— BEGIN RECORD EXTRACTS —

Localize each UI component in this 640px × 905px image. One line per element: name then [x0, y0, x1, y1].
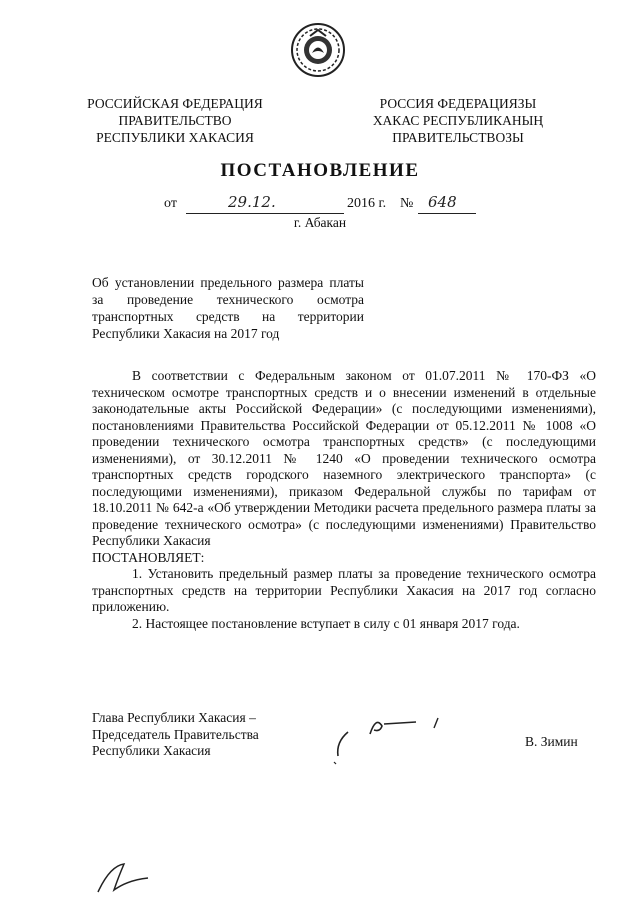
body-text: [92, 368, 596, 632]
subject-line: за проведение технического осмотра: [92, 292, 364, 307]
date-prefix: от: [164, 196, 177, 211]
date-handwritten: 29.12.: [228, 193, 276, 211]
subject-line: транспортных средств на территории: [92, 309, 364, 324]
item-1: 1. Установить предельный размер платы за проведение технического осмотра транспортных средств на территории Республики Хакасия на 2017 год согласно приложению.: [92, 566, 596, 614]
subject-line: Республики Хакасия на 2017 год: [92, 326, 280, 341]
coat-of-arms-icon: [290, 22, 346, 78]
date-underline: [186, 213, 344, 214]
subject: [92, 274, 364, 342]
header-right-line: ПРАВИТЕЛЬСТВОЗЫ: [392, 130, 524, 145]
header-right-line: ХАКАС РЕСПУБЛИКАНЫҢ: [372, 113, 544, 128]
header-left-line: ПРАВИТЕЛЬСТВО: [118, 113, 232, 128]
subject-line: Об установлении предельного размера платы: [92, 275, 364, 290]
signatory-name: В. Зимин: [525, 734, 578, 749]
signatory-title-line: Глава Республики Хакасия –: [92, 710, 256, 725]
header-right-line: РОССИЯ ФЕДЕРАЦИЯЗЫ: [379, 96, 537, 111]
city: г. Абакан: [293, 215, 347, 230]
handwritten-signature: [330, 712, 460, 772]
resolves: ПОСТАНОВЛЯЕТ:: [92, 549, 205, 565]
number-handwritten: 648: [428, 193, 457, 211]
handwritten-initials: [88, 858, 168, 898]
header-left-line: РЕСПУБЛИКИ ХАКАСИЯ: [96, 130, 254, 145]
signatory-title-line: Республики Хакасия: [92, 743, 211, 758]
year: 2016 г.: [347, 196, 387, 211]
item-2: 2. Настоящее постановление вступает в силу с 01 января 2017 года.: [132, 615, 520, 631]
header-left: [75, 95, 275, 146]
document-type: ПОСТАНОВЛЕНИЕ: [220, 160, 420, 181]
signatory-title-line: Председатель Правительства: [92, 726, 259, 742]
number-underline: [418, 213, 476, 214]
header-left-line: РОССИЙСКАЯ ФЕДЕРАЦИЯ: [87, 96, 263, 111]
header-right: [358, 95, 558, 146]
preamble: В соответствии с Федеральным законом от 01.07.2011 № 170-ФЗ «О техническом осмотре транспортных средств и о внесении изменений в отдельные законодательные акты Российской Федерации» (с последующими изменениями), постановлениями Правительства Российской Федерации от 05.12.2011 № 1008 «О проведении технического осмотра транспортных средств» (с последующими изменениями), от 30.12.2011 № 1240 «О проведении технического осмотра транспортных средств городского наземного электрического транспорта» (с последующими изменениями), приказом Федеральной службы по тарифам от 18.10.2011 № 642-а «Об утверждении Методики расчета предельного размера платы за проведение технического осмотра» (с последующими изменениями) Правительство Республики Хакасия: [92, 368, 596, 548]
signatory-title: [92, 710, 312, 760]
number-prefix: №: [400, 196, 414, 211]
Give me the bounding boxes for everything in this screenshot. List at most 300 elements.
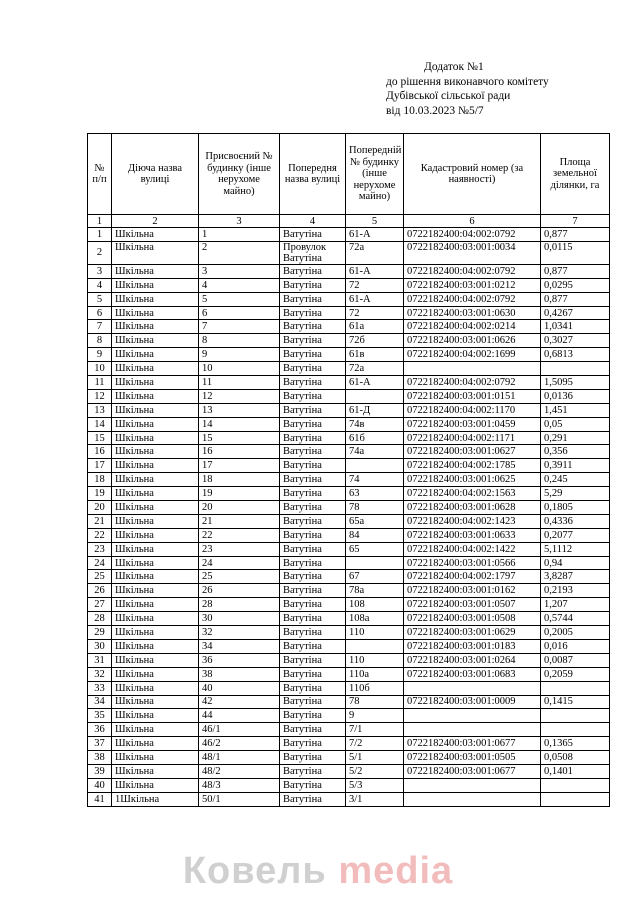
row-number-cell: 8: [88, 334, 112, 348]
previous-street-cell: Ватутіна: [280, 528, 346, 542]
decision-reference: до рішення виконавчого комітету: [386, 75, 549, 88]
land-area-cell: 0,1365: [541, 737, 610, 751]
land-area-cell: 0,291: [541, 431, 610, 445]
land-area-cell: 1,207: [541, 598, 610, 612]
assigned-number-cell: 48/3: [199, 778, 280, 792]
previous-number-cell: 78: [346, 695, 404, 709]
land-area-cell: 0,6813: [541, 348, 610, 362]
cadastral-number-cell: [404, 792, 541, 806]
land-area-cell: 0,877: [541, 292, 610, 306]
land-area-cell: 0,245: [541, 473, 610, 487]
cadastral-number-cell: 0722182400:03:001:0459: [404, 417, 541, 431]
assigned-number-cell: 48/2: [199, 764, 280, 778]
current-street-cell: Шкільна: [112, 417, 199, 431]
row-number-cell: 21: [88, 514, 112, 528]
previous-street-cell: Ватутіна: [280, 334, 346, 348]
current-street-cell: Шкільна: [112, 681, 199, 695]
table-row: [88, 764, 610, 778]
assigned-number-cell: 40: [199, 681, 280, 695]
current-street-cell: Шкільна: [112, 389, 199, 403]
previous-street-cell: Ватутіна: [280, 376, 346, 390]
cadastral-number-cell: 0722182400:03:001:0162: [404, 584, 541, 598]
land-area-cell: 0,877: [541, 228, 610, 242]
assigned-number-cell: 34: [199, 639, 280, 653]
land-area-cell: 0,3911: [541, 459, 610, 473]
row-number-cell: 32: [88, 667, 112, 681]
table-row: [88, 334, 610, 348]
land-area-cell: [541, 362, 610, 376]
current-street-cell: Шкільна: [112, 403, 199, 417]
assigned-number-cell: 10: [199, 362, 280, 376]
previous-number-cell: 61-Д: [346, 403, 404, 417]
land-area-cell: 1,0341: [541, 320, 610, 334]
land-area-cell: [541, 709, 610, 723]
previous-number-cell: 7/2: [346, 737, 404, 751]
table-row: [88, 723, 610, 737]
previous-number-cell: 110: [346, 653, 404, 667]
current-street-cell: Шкільна: [112, 334, 199, 348]
assigned-number-cell: 46/1: [199, 723, 280, 737]
current-street-cell: Шкільна: [112, 362, 199, 376]
land-area-cell: 0,356: [541, 445, 610, 459]
previous-number-cell: 65: [346, 542, 404, 556]
assigned-number-cell: 48/1: [199, 751, 280, 765]
current-street-cell: Шкільна: [112, 241, 199, 264]
cadastral-number-cell: 0722182400:03:001:0034: [404, 241, 541, 264]
table-row: [88, 459, 610, 473]
assigned-number-cell: 23: [199, 542, 280, 556]
current-street-cell: Шкільна: [112, 667, 199, 681]
previous-number-cell: 5/3: [346, 778, 404, 792]
column-number: 5: [346, 215, 404, 228]
cadastral-number-cell: 0722182400:03:001:0677: [404, 737, 541, 751]
table-row: [88, 473, 610, 487]
row-number-cell: 10: [88, 362, 112, 376]
assigned-number-cell: 30: [199, 612, 280, 626]
current-street-cell: Шкільна: [112, 228, 199, 242]
land-area-cell: 3,8287: [541, 570, 610, 584]
column-number: 2: [112, 215, 199, 228]
previous-street-cell: Ватутіна: [280, 306, 346, 320]
previous-street-cell: Ватутіна: [280, 584, 346, 598]
row-number-cell: 13: [88, 403, 112, 417]
row-number-cell: 12: [88, 389, 112, 403]
previous-number-cell: 5/2: [346, 764, 404, 778]
cadastral-number-cell: 0722182400:04:002:0792: [404, 264, 541, 278]
previous-street-cell: Ватутіна: [280, 389, 346, 403]
current-street-cell: Шкільна: [112, 695, 199, 709]
land-area-cell: 5,29: [541, 487, 610, 501]
land-area-cell: 0,2059: [541, 667, 610, 681]
row-number-cell: 6: [88, 306, 112, 320]
previous-street-cell: Ватутіна: [280, 264, 346, 278]
previous-number-cell: 74: [346, 473, 404, 487]
assigned-number-cell: 21: [199, 514, 280, 528]
watermark-part2: media: [338, 850, 454, 892]
assigned-number-cell: 15: [199, 431, 280, 445]
previous-number-cell: 72б: [346, 334, 404, 348]
previous-number-cell: [346, 389, 404, 403]
appendix-title: Додаток №1: [424, 61, 484, 73]
current-street-cell: Шкільна: [112, 764, 199, 778]
row-number-cell: 5: [88, 292, 112, 306]
cadastral-number-cell: [404, 362, 541, 376]
previous-number-cell: 63: [346, 487, 404, 501]
cadastral-number-cell: 0722182400:03:001:0508: [404, 612, 541, 626]
row-number-cell: 33: [88, 681, 112, 695]
table-row: [88, 389, 610, 403]
table-header-row: [88, 134, 610, 215]
row-number-cell: 41: [88, 792, 112, 806]
cadastral-number-cell: 0722182400:03:001:0507: [404, 598, 541, 612]
current-street-cell: Шкільна: [112, 431, 199, 445]
table-row: [88, 792, 610, 806]
cadastral-number-cell: 0722182400:04:002:1170: [404, 403, 541, 417]
current-street-cell: Шкільна: [112, 376, 199, 390]
cadastral-number-cell: 0722182400:03:001:0677: [404, 764, 541, 778]
land-area-cell: 0,1805: [541, 501, 610, 515]
assigned-number-cell: 6: [199, 306, 280, 320]
previous-number-cell: 61-А: [346, 376, 404, 390]
land-area-cell: 0,0295: [541, 278, 610, 292]
cadastral-number-cell: 0722182400:03:001:0264: [404, 653, 541, 667]
row-number-cell: 30: [88, 639, 112, 653]
row-number-cell: 23: [88, 542, 112, 556]
current-street-cell: Шкільна: [112, 514, 199, 528]
land-area-cell: [541, 778, 610, 792]
previous-street-cell: Ватутіна: [280, 403, 346, 417]
assigned-number-cell: 46/2: [199, 737, 280, 751]
row-number-cell: 37: [88, 737, 112, 751]
current-street-cell: Шкільна: [112, 639, 199, 653]
table-row: [88, 751, 610, 765]
table-row: [88, 292, 610, 306]
column-number-row: [88, 215, 610, 228]
assigned-number-cell: 3: [199, 264, 280, 278]
col-header-cadastral-number: Кадастровий номер (за наявності): [404, 134, 541, 215]
cadastral-number-cell: 0722182400:04:002:1563: [404, 487, 541, 501]
current-street-cell: 1Шкільна: [112, 792, 199, 806]
land-area-cell: [541, 792, 610, 806]
previous-street-cell: Ватутіна: [280, 445, 346, 459]
previous-street-cell: Ватутіна: [280, 667, 346, 681]
current-street-cell: Шкільна: [112, 501, 199, 515]
assigned-number-cell: 25: [199, 570, 280, 584]
cadastral-number-cell: 0722182400:04:002:0792: [404, 376, 541, 390]
table-row: [88, 542, 610, 556]
assigned-number-cell: 38: [199, 667, 280, 681]
assigned-number-cell: 32: [199, 626, 280, 640]
previous-street-cell: Ватутіна: [280, 487, 346, 501]
current-street-cell: Шкільна: [112, 542, 199, 556]
column-number: 4: [280, 215, 346, 228]
previous-street-cell: Ватутіна: [280, 639, 346, 653]
previous-street-cell: Ватутіна: [280, 681, 346, 695]
land-area-cell: 5,1112: [541, 542, 610, 556]
assigned-number-cell: 22: [199, 528, 280, 542]
row-number-cell: 35: [88, 709, 112, 723]
previous-street-cell: Ватутіна: [280, 626, 346, 640]
land-area-cell: 0,4336: [541, 514, 610, 528]
cadastral-number-cell: [404, 778, 541, 792]
previous-number-cell: 61-А: [346, 228, 404, 242]
col-header-previous-number: Попередній № будинку (інше нерухоме майно): [346, 134, 404, 215]
land-area-cell: 0,1401: [541, 764, 610, 778]
cadastral-number-cell: 0722182400:03:001:0627: [404, 445, 541, 459]
assigned-number-cell: 8: [199, 334, 280, 348]
row-number-cell: 26: [88, 584, 112, 598]
previous-street-cell: Ватутіна: [280, 362, 346, 376]
previous-street-cell: Ватутіна: [280, 473, 346, 487]
land-area-cell: 0,05: [541, 417, 610, 431]
cadastral-number-cell: 0722182400:04:002:0792: [404, 292, 541, 306]
row-number-cell: 31: [88, 653, 112, 667]
table-row: [88, 362, 610, 376]
cadastral-number-cell: 0722182400:04:002:0792: [404, 228, 541, 242]
column-number: 6: [404, 215, 541, 228]
previous-street-cell: Ватутіна: [280, 751, 346, 765]
table-row: [88, 681, 610, 695]
table-row: [88, 584, 610, 598]
cadastral-number-cell: 0722182400:03:001:0566: [404, 556, 541, 570]
land-area-cell: 0,016: [541, 639, 610, 653]
land-area-cell: [541, 723, 610, 737]
land-area-cell: 0,0087: [541, 653, 610, 667]
table-row: [88, 598, 610, 612]
current-street-cell: Шкільна: [112, 723, 199, 737]
assigned-number-cell: 17: [199, 459, 280, 473]
row-number-cell: 34: [88, 695, 112, 709]
current-street-cell: Шкільна: [112, 528, 199, 542]
previous-street-cell: Ватутіна: [280, 228, 346, 242]
previous-number-cell: 61-А: [346, 292, 404, 306]
assigned-number-cell: 50/1: [199, 792, 280, 806]
table-row: [88, 737, 610, 751]
previous-number-cell: 108: [346, 598, 404, 612]
current-street-cell: Шкільна: [112, 320, 199, 334]
table-row: [88, 639, 610, 653]
row-number-cell: 17: [88, 459, 112, 473]
row-number-cell: 16: [88, 445, 112, 459]
table-row: [88, 487, 610, 501]
previous-street-cell: Ватутіна: [280, 556, 346, 570]
previous-number-cell: 108а: [346, 612, 404, 626]
column-number: 7: [541, 215, 610, 228]
col-header-current-street: Діюча назва вулиці: [112, 134, 199, 215]
assigned-number-cell: 4: [199, 278, 280, 292]
column-number: 3: [199, 215, 280, 228]
watermark-part1: Ковель: [182, 850, 327, 892]
table-row: [88, 241, 610, 264]
previous-street-cell: Ватутіна: [280, 709, 346, 723]
current-street-cell: Шкільна: [112, 264, 199, 278]
land-area-cell: 0,2193: [541, 584, 610, 598]
row-number-cell: 1: [88, 228, 112, 242]
table-row: [88, 612, 610, 626]
current-street-cell: Шкільна: [112, 737, 199, 751]
previous-number-cell: [346, 556, 404, 570]
land-area-cell: 0,0508: [541, 751, 610, 765]
assigned-number-cell: 14: [199, 417, 280, 431]
previous-street-cell: Ватутіна: [280, 598, 346, 612]
row-number-cell: 7: [88, 320, 112, 334]
current-street-cell: Шкільна: [112, 556, 199, 570]
cadastral-number-cell: 0722182400:04:002:1785: [404, 459, 541, 473]
cadastral-number-cell: 0722182400:04:002:1699: [404, 348, 541, 362]
previous-street-cell: Ватутіна: [280, 348, 346, 362]
current-street-cell: Шкільна: [112, 278, 199, 292]
cadastral-number-cell: [404, 681, 541, 695]
current-street-cell: Шкільна: [112, 653, 199, 667]
row-number-cell: 9: [88, 348, 112, 362]
assigned-number-cell: 11: [199, 376, 280, 390]
row-number-cell: 24: [88, 556, 112, 570]
assigned-number-cell: 12: [199, 389, 280, 403]
row-number-cell: 38: [88, 751, 112, 765]
assigned-number-cell: 28: [199, 598, 280, 612]
cadastral-number-cell: 0722182400:04:002:1797: [404, 570, 541, 584]
previous-number-cell: 110а: [346, 667, 404, 681]
column-number: 1: [88, 215, 112, 228]
previous-street-cell: Ватутіна: [280, 292, 346, 306]
previous-street-cell: Ватутіна: [280, 764, 346, 778]
table-row: [88, 431, 610, 445]
cadastral-number-cell: 0722182400:03:001:0629: [404, 626, 541, 640]
land-area-cell: 0,2005: [541, 626, 610, 640]
previous-number-cell: [346, 459, 404, 473]
assigned-number-cell: 13: [199, 403, 280, 417]
current-street-cell: Шкільна: [112, 751, 199, 765]
kovel-media-watermark: [0, 850, 636, 893]
table-row: [88, 417, 610, 431]
table-row: [88, 228, 610, 242]
land-area-cell: 0,0136: [541, 389, 610, 403]
previous-street-cell: Ватутіна: [280, 501, 346, 515]
assigned-number-cell: 26: [199, 584, 280, 598]
current-street-cell: Шкільна: [112, 584, 199, 598]
table-row: [88, 403, 610, 417]
row-number-cell: 14: [88, 417, 112, 431]
previous-street-cell: Ватутіна: [280, 542, 346, 556]
row-number-cell: 4: [88, 278, 112, 292]
table-row: [88, 376, 610, 390]
land-area-cell: 0,94: [541, 556, 610, 570]
address-register-table: [87, 133, 610, 807]
row-number-cell: 39: [88, 764, 112, 778]
table-row: [88, 778, 610, 792]
table-row: [88, 709, 610, 723]
table-row: [88, 556, 610, 570]
row-number-cell: 29: [88, 626, 112, 640]
row-number-cell: 22: [88, 528, 112, 542]
previous-number-cell: 72а: [346, 362, 404, 376]
row-number-cell: 15: [88, 431, 112, 445]
col-header-land-area: Площа земельної ділянки, га: [541, 134, 610, 215]
previous-street-cell: Ватутіна: [280, 612, 346, 626]
current-street-cell: Шкільна: [112, 598, 199, 612]
land-area-cell: 0,1415: [541, 695, 610, 709]
document-header: [386, 60, 626, 118]
previous-street-cell: Ватутіна: [280, 792, 346, 806]
table-row: [88, 501, 610, 515]
row-number-cell: 20: [88, 501, 112, 515]
cadastral-number-cell: 0722182400:03:001:0505: [404, 751, 541, 765]
previous-street-cell: Ватутіна: [280, 431, 346, 445]
table-row: [88, 695, 610, 709]
previous-street-cell: Ватутіна: [280, 695, 346, 709]
table-row: [88, 528, 610, 542]
row-number-cell: 25: [88, 570, 112, 584]
current-street-cell: Шкільна: [112, 612, 199, 626]
table-row: [88, 445, 610, 459]
previous-street-cell: Ватутіна: [280, 778, 346, 792]
current-street-cell: Шкільна: [112, 626, 199, 640]
cadastral-number-cell: 0722182400:04:002:1422: [404, 542, 541, 556]
assigned-number-cell: 9: [199, 348, 280, 362]
assigned-number-cell: 42: [199, 695, 280, 709]
row-number-cell: 40: [88, 778, 112, 792]
decision-date: від 10.03.2023 №5/7: [386, 104, 484, 117]
previous-street-cell: Ватутіна: [280, 723, 346, 737]
row-number-cell: 18: [88, 473, 112, 487]
land-area-cell: 0,4267: [541, 306, 610, 320]
cadastral-number-cell: 0722182400:03:001:0151: [404, 389, 541, 403]
previous-number-cell: 110: [346, 626, 404, 640]
cadastral-number-cell: 0722182400:03:001:0628: [404, 501, 541, 515]
previous-street-cell: Ватутіна: [280, 417, 346, 431]
previous-number-cell: 61-А: [346, 264, 404, 278]
cadastral-number-cell: 0722182400:03:001:0633: [404, 528, 541, 542]
previous-street-cell: Ватутіна: [280, 278, 346, 292]
table-row: [88, 626, 610, 640]
table-row: [88, 570, 610, 584]
assigned-number-cell: 20: [199, 501, 280, 515]
cadastral-number-cell: 0722182400:03:001:0683: [404, 667, 541, 681]
assigned-number-cell: 2: [199, 241, 280, 264]
previous-number-cell: 9: [346, 709, 404, 723]
assigned-number-cell: 19: [199, 487, 280, 501]
previous-number-cell: 61а: [346, 320, 404, 334]
land-area-cell: 0,3027: [541, 334, 610, 348]
previous-number-cell: 7/1: [346, 723, 404, 737]
previous-street-cell: Ватутіна: [280, 570, 346, 584]
previous-street-cell: Ватутіна: [280, 459, 346, 473]
cadastral-number-cell: 0722182400:03:001:0630: [404, 306, 541, 320]
assigned-number-cell: 1: [199, 228, 280, 242]
previous-number-cell: 72: [346, 278, 404, 292]
previous-number-cell: [346, 639, 404, 653]
previous-number-cell: 61б: [346, 431, 404, 445]
cadastral-number-cell: 0722182400:03:001:0626: [404, 334, 541, 348]
assigned-number-cell: 18: [199, 473, 280, 487]
previous-number-cell: 5/1: [346, 751, 404, 765]
previous-number-cell: 61в: [346, 348, 404, 362]
previous-number-cell: 72а: [346, 241, 404, 264]
cadastral-number-cell: 0722182400:03:001:0212: [404, 278, 541, 292]
previous-number-cell: 78: [346, 501, 404, 515]
cadastral-number-cell: 0722182400:03:001:0625: [404, 473, 541, 487]
assigned-number-cell: 5: [199, 292, 280, 306]
cadastral-number-cell: 0722182400:04:002:1423: [404, 514, 541, 528]
col-header-assigned-number: Присвоєний № будинку (інше нерухоме майно): [199, 134, 280, 215]
previous-number-cell: 72: [346, 306, 404, 320]
table-row: [88, 306, 610, 320]
row-number-cell: 19: [88, 487, 112, 501]
col-header-number: № п/п: [88, 134, 112, 215]
land-area-cell: 0,0115: [541, 241, 610, 264]
current-street-cell: Шкільна: [112, 570, 199, 584]
previous-street-cell: Ватутіна: [280, 514, 346, 528]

— END RECORD EXTRACTS —

Reproduce everything in the material from the line containing "body-text: [92, 368, 596, 632]" down to the line containing "resolves: ПОСТАНОВЛЯЕТ:: [92, 549, 205, 565]", both of those lines included, keeping each line unchanged.

body-text: [92, 368, 596, 632]
subject-line: за проведение технического осмотра: [92, 292, 364, 307]
date-prefix: от: [164, 196, 177, 211]
date-handwritten: 29.12.: [228, 193, 276, 211]
subject-line: транспортных средств на территории: [92, 309, 364, 324]
item-1: 1. Установить предельный размер платы за проведение технического осмотра транспортных средств на территории Республики Хакасия на 2017 год согласно приложению.: [92, 566, 596, 614]
subject-line: Республики Хакасия на 2017 год: [92, 326, 280, 341]
coat-of-arms-icon: [290, 22, 346, 78]
date-underline: [186, 213, 344, 214]
subject: [92, 274, 364, 342]
header-right-line: ПРАВИТЕЛЬСТВОЗЫ: [392, 130, 524, 145]
header-right-line: ХАКАС РЕСПУБЛИКАНЫҢ: [372, 113, 544, 128]
header-left-line: ПРАВИТЕЛЬСТВО: [118, 113, 232, 128]
subject-line: Об установлении предельного размера платы: [92, 275, 364, 290]
signatory-name: В. Зимин: [525, 734, 578, 749]
signatory-title-line: Глава Республики Хакасия –: [92, 710, 256, 725]
header-right-line: РОССИЯ ФЕДЕРАЦИЯЗЫ: [379, 96, 537, 111]
city: г. Абакан: [293, 215, 347, 230]
handwritten-signature: [330, 712, 460, 772]
resolves: ПОСТАНОВЛЯЕТ:: [92, 549, 205, 565]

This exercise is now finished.